**What the task requires:** Give the number of lines in the data that hold the word "curve", and nothing else.
## begin Entries
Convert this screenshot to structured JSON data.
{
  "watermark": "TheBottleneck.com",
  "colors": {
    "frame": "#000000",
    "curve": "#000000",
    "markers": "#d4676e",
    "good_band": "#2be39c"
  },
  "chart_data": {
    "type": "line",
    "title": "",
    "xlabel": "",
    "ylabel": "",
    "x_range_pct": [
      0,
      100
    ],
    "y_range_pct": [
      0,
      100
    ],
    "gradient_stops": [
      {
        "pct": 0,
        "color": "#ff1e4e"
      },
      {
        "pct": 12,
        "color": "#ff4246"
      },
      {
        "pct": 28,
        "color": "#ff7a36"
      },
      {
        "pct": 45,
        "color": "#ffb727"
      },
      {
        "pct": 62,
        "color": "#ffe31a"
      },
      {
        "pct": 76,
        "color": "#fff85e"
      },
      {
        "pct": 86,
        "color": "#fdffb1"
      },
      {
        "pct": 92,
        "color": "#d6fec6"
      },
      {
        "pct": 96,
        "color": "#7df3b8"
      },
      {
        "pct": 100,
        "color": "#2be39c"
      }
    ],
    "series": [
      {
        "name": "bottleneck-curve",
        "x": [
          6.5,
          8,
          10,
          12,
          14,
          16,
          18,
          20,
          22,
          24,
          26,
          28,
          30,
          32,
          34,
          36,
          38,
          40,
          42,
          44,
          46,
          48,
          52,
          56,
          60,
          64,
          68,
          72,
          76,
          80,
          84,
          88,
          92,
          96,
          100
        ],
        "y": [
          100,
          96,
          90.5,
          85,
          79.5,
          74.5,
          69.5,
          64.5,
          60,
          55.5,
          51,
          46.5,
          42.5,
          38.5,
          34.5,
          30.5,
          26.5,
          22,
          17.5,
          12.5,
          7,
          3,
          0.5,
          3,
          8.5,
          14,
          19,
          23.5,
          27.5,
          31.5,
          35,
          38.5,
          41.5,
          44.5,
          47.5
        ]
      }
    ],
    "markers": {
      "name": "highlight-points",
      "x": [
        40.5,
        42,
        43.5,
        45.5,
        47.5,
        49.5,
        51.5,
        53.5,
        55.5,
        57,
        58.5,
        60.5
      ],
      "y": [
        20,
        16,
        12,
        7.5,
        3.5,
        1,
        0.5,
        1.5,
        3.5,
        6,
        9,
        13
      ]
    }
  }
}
## end Entries
**The completed task:** 2